# TASK REQUIREMENTS
Reproduce the records verbatim, starting at their first line and ending with the line that contains "money-bag-icon [113,759,189,813]", including both of those lines.

# RECORDED DATA
## START

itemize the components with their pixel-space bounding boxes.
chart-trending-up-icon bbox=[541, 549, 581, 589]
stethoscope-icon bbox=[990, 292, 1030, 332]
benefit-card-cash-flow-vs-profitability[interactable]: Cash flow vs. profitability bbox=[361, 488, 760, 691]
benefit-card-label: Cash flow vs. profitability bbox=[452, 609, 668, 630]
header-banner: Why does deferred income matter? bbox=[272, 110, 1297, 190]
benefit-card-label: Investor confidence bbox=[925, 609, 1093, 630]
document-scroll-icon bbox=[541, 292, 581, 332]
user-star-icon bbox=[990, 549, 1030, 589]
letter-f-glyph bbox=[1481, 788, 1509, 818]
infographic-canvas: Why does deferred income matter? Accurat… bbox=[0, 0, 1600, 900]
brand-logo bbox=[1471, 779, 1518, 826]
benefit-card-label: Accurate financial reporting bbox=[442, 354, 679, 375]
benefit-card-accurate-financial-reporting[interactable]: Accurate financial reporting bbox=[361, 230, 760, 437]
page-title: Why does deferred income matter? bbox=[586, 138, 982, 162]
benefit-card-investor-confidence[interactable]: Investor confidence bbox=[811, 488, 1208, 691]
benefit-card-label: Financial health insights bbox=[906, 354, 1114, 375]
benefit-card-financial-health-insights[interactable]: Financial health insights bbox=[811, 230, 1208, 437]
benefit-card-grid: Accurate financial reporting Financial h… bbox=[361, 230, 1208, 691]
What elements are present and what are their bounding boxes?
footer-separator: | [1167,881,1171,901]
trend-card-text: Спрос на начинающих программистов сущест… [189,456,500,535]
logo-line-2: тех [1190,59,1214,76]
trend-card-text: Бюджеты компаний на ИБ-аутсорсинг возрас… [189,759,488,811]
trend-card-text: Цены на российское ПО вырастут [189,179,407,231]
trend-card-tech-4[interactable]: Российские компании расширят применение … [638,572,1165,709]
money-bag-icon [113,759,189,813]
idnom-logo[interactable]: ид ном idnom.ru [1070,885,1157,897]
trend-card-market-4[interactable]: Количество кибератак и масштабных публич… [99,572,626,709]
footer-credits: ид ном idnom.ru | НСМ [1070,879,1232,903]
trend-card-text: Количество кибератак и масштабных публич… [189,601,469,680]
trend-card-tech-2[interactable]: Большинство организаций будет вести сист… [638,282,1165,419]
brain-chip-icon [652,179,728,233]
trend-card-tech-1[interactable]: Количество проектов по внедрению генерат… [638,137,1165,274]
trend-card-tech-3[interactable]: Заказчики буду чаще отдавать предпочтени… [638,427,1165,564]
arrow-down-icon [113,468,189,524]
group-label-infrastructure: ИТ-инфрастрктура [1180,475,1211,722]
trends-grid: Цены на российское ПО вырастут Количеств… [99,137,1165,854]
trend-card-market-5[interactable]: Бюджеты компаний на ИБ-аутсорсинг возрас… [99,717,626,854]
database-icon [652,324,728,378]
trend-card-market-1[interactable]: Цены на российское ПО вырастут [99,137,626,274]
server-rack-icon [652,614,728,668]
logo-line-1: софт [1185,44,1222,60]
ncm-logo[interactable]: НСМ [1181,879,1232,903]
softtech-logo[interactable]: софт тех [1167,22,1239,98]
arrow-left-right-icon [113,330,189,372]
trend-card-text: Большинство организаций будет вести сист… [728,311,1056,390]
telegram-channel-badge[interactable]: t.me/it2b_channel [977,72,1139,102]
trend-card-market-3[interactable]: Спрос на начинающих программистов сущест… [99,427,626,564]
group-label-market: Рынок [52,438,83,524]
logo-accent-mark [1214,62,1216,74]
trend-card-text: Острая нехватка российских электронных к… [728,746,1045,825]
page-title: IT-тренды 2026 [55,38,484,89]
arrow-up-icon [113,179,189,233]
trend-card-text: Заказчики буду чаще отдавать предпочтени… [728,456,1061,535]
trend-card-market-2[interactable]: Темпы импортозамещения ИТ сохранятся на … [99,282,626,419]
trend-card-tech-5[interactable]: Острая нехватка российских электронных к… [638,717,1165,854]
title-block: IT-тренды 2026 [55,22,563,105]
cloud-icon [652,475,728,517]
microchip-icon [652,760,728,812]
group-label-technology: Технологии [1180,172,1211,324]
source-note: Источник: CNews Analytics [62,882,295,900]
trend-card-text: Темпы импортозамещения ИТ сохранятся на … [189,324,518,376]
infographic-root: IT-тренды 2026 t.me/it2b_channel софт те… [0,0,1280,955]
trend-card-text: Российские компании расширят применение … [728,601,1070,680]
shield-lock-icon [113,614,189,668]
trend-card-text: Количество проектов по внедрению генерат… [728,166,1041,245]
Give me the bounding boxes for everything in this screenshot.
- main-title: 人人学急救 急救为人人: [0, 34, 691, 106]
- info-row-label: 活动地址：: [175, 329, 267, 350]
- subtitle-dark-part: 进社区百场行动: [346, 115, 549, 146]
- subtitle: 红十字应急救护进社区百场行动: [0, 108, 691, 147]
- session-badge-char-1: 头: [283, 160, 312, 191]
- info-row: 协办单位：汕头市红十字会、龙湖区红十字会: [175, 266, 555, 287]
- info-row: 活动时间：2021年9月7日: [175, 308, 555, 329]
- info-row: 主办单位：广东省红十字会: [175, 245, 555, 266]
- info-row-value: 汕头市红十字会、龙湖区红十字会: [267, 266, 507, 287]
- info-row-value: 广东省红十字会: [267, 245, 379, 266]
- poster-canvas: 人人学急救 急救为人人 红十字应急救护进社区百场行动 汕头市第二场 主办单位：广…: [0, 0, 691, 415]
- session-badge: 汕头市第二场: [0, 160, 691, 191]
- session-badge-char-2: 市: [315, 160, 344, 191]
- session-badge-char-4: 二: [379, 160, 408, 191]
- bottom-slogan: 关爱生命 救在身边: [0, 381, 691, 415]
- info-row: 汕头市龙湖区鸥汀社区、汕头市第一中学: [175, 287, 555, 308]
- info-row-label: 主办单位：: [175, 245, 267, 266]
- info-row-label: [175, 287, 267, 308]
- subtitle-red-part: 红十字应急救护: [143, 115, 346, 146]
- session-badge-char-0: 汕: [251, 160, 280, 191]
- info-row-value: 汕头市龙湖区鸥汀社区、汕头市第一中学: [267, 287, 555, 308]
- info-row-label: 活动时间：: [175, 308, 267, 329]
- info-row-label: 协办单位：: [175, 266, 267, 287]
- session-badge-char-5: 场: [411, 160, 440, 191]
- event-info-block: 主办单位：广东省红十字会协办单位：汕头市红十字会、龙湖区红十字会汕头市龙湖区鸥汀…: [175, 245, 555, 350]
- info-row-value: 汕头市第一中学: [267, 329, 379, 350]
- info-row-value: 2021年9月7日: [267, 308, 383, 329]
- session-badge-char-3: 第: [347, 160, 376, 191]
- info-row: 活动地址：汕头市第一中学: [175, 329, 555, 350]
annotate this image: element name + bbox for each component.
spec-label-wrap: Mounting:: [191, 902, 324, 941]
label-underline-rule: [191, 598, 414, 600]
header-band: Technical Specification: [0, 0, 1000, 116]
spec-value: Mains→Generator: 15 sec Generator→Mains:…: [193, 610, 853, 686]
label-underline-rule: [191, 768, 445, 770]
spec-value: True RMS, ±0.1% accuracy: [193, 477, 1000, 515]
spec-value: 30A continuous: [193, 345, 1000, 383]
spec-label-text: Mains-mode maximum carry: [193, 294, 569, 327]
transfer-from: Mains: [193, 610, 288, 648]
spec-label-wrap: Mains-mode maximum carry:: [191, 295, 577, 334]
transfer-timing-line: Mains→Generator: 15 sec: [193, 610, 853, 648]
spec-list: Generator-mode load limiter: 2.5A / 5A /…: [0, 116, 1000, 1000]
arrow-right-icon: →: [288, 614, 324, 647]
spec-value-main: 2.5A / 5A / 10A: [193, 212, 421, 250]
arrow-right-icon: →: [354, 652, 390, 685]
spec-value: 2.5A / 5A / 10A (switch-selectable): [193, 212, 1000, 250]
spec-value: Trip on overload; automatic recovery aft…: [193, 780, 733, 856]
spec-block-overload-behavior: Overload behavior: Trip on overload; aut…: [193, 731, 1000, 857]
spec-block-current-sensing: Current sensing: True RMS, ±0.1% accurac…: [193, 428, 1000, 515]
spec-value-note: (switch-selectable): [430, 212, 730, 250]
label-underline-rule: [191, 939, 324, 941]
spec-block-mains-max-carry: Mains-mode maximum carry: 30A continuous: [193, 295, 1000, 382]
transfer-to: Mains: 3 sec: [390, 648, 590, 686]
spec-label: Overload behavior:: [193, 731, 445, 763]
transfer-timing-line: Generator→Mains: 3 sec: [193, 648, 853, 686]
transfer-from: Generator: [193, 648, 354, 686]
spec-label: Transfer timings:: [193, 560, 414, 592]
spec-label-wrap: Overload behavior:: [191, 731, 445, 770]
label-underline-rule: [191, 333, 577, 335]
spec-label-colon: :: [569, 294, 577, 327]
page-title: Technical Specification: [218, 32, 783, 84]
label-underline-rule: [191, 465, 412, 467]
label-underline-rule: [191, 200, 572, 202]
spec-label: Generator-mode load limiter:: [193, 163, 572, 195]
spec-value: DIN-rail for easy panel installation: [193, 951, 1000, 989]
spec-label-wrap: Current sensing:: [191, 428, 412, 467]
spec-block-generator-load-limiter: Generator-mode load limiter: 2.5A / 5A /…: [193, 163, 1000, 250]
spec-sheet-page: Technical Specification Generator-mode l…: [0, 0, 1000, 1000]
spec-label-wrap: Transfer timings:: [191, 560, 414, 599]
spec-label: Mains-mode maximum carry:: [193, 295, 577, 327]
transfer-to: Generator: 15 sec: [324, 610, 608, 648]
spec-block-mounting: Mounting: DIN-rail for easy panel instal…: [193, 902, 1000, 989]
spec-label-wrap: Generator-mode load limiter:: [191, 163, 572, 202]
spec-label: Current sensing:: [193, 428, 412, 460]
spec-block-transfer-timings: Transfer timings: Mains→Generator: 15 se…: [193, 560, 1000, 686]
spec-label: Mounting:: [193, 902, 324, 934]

## END

# OUTPUT OF THE TASK
itemize the components with their pixel-space bounding boxes.
chart-trending-up-icon bbox=[541, 549, 581, 589]
stethoscope-icon bbox=[990, 292, 1030, 332]
benefit-card-cash-flow-vs-profitability[interactable]: Cash flow vs. profitability bbox=[361, 488, 760, 691]
benefit-card-label: Cash flow vs. profitability bbox=[452, 609, 668, 630]
header-banner: Why does deferred income matter? bbox=[272, 110, 1297, 190]
benefit-card-label: Investor confidence bbox=[925, 609, 1093, 630]
document-scroll-icon bbox=[541, 292, 581, 332]
user-star-icon bbox=[990, 549, 1030, 589]
letter-f-glyph bbox=[1481, 788, 1509, 818]
infographic-canvas: Why does deferred income matter? Accurat… bbox=[0, 0, 1600, 900]
brand-logo bbox=[1471, 779, 1518, 826]
benefit-card-label: Accurate financial reporting bbox=[442, 354, 679, 375]
benefit-card-accurate-financial-reporting[interactable]: Accurate financial reporting bbox=[361, 230, 760, 437]
page-title: Why does deferred income matter? bbox=[586, 138, 982, 162]
benefit-card-investor-confidence[interactable]: Investor confidence bbox=[811, 488, 1208, 691]
benefit-card-label: Financial health insights bbox=[906, 354, 1114, 375]
benefit-card-financial-health-insights[interactable]: Financial health insights bbox=[811, 230, 1208, 437]
benefit-card-grid: Accurate financial reporting Financial h… bbox=[361, 230, 1208, 691]
What elements are present and what are their bounding boxes?
footer-separator: | [1167,881,1171,901]
trend-card-text: Спрос на начинающих программистов сущест… [189,456,500,535]
logo-line-2: тех [1190,59,1214,76]
trend-card-text: Бюджеты компаний на ИБ-аутсорсинг возрас… [189,759,488,811]
trend-card-text: Цены на российское ПО вырастут [189,179,407,231]
trend-card-tech-4[interactable]: Российские компании расширят применение … [638,572,1165,709]
money-bag-icon [113,759,189,813]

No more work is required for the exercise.